▶ **SET TASK**:
Report the count of lines where the string "Action" appears, and nothing else.
# Start of SUPPLIED DATA
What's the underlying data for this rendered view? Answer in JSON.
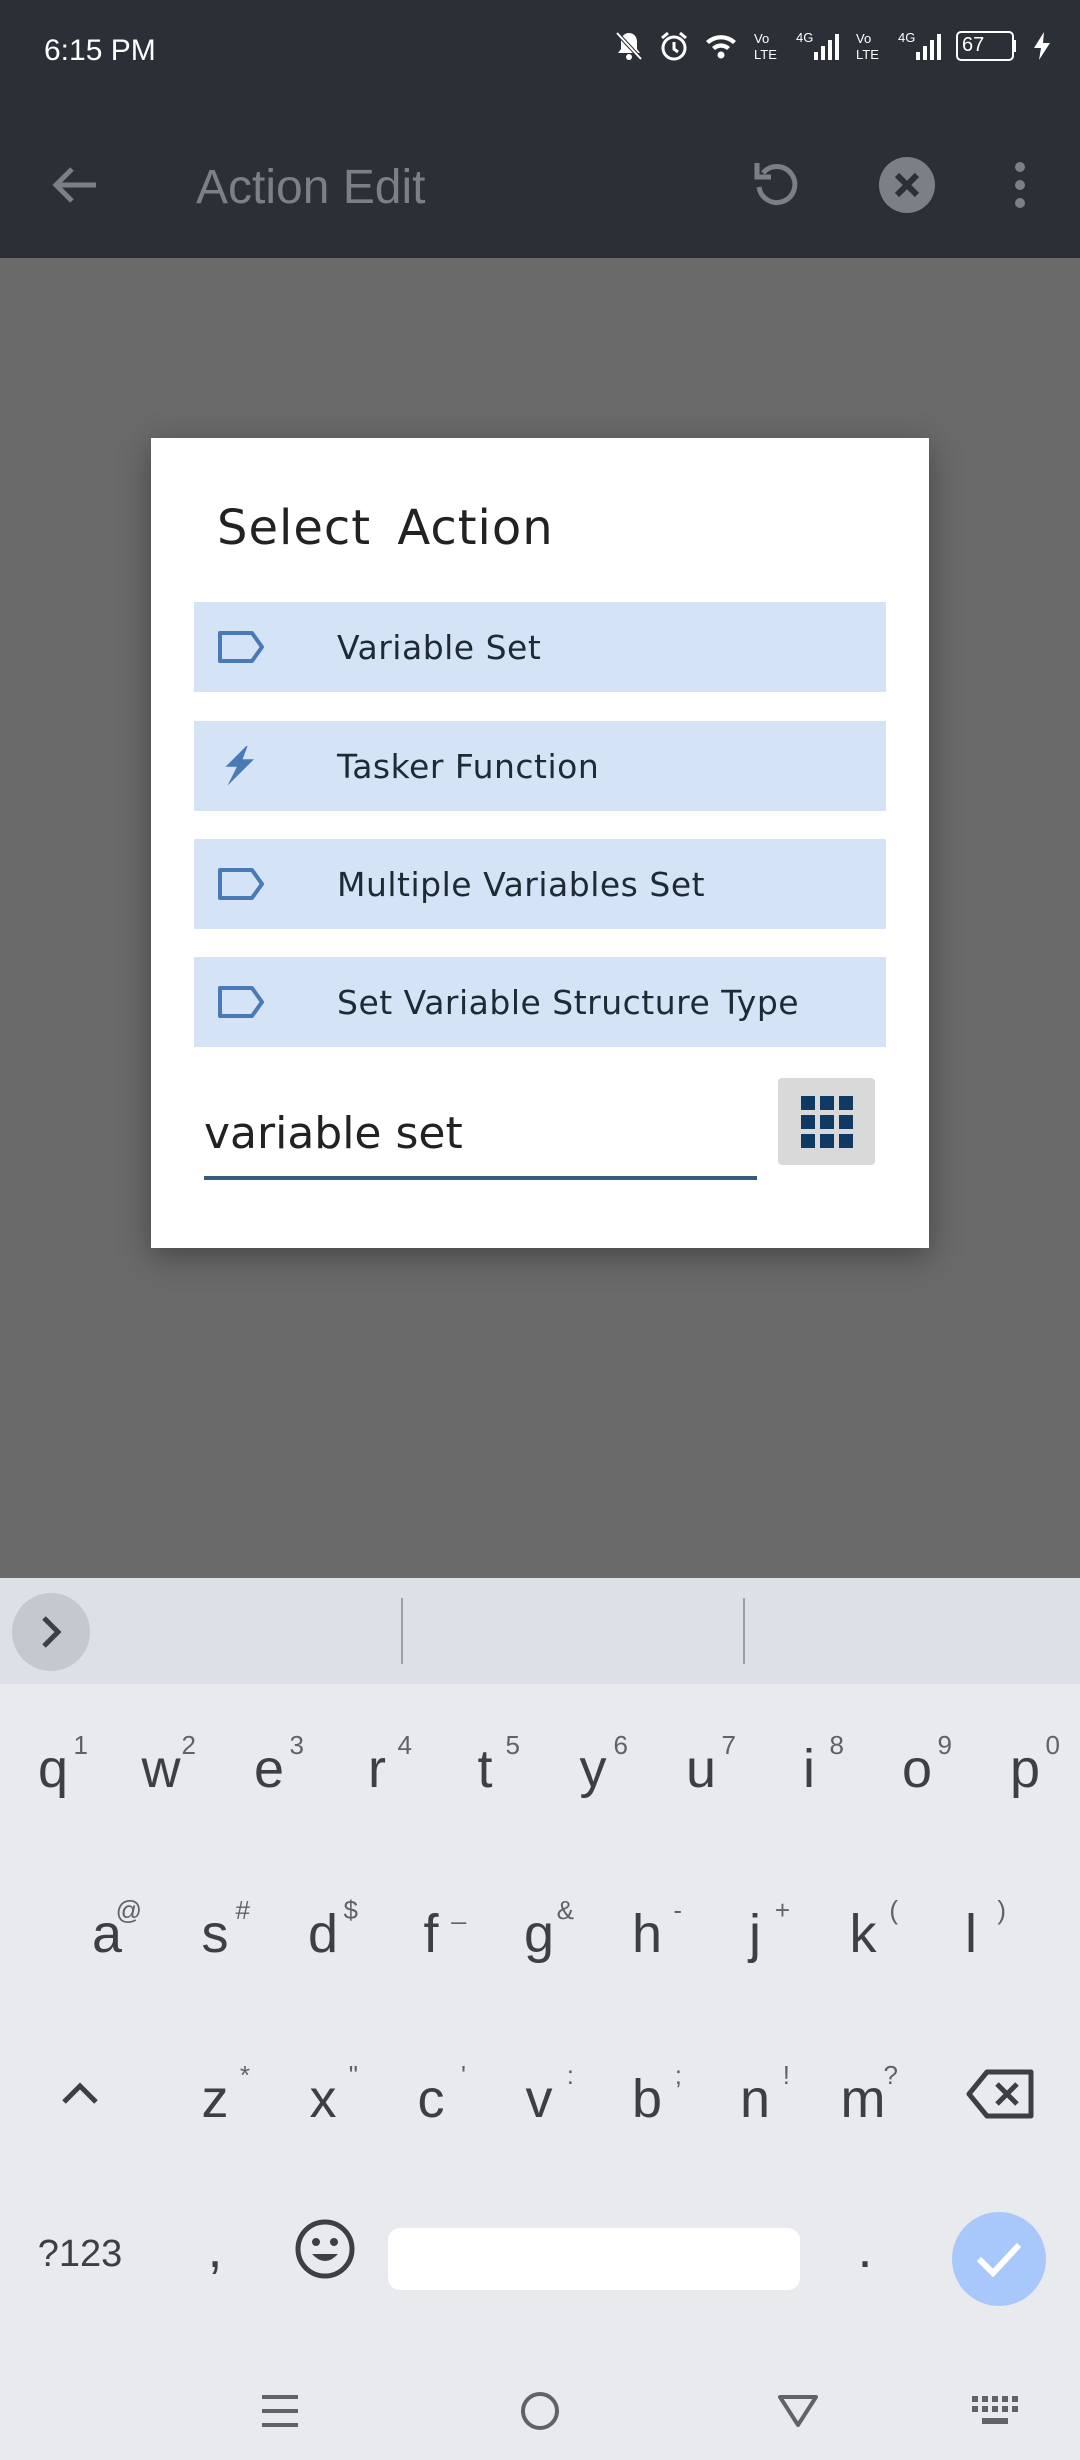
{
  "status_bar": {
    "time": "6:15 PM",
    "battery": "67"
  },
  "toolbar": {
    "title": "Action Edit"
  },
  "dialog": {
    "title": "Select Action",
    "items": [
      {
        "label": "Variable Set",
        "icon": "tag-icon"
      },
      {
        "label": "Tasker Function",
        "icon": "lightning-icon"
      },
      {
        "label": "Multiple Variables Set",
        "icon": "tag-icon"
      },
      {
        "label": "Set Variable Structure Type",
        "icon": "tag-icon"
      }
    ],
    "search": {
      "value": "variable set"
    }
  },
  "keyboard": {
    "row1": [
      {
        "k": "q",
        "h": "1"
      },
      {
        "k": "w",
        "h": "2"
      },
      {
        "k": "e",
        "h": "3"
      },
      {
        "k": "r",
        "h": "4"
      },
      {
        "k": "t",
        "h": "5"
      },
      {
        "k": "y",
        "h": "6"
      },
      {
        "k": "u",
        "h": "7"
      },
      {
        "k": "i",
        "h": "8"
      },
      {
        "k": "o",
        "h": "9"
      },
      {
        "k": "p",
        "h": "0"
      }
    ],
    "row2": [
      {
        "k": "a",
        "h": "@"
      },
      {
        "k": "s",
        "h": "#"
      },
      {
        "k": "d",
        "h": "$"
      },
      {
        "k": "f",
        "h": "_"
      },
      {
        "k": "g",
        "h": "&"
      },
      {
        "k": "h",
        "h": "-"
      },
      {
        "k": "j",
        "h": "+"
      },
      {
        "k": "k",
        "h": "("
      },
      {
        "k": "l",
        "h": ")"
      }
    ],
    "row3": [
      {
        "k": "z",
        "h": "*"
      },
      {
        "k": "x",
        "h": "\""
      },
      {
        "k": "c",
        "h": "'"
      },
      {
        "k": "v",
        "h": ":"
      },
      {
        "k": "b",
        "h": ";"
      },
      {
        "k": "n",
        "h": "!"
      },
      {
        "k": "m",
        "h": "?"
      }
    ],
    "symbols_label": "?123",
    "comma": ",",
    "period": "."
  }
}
# End of SUPPLIED DATA
▶ **SOLVED EXERCISE**:
2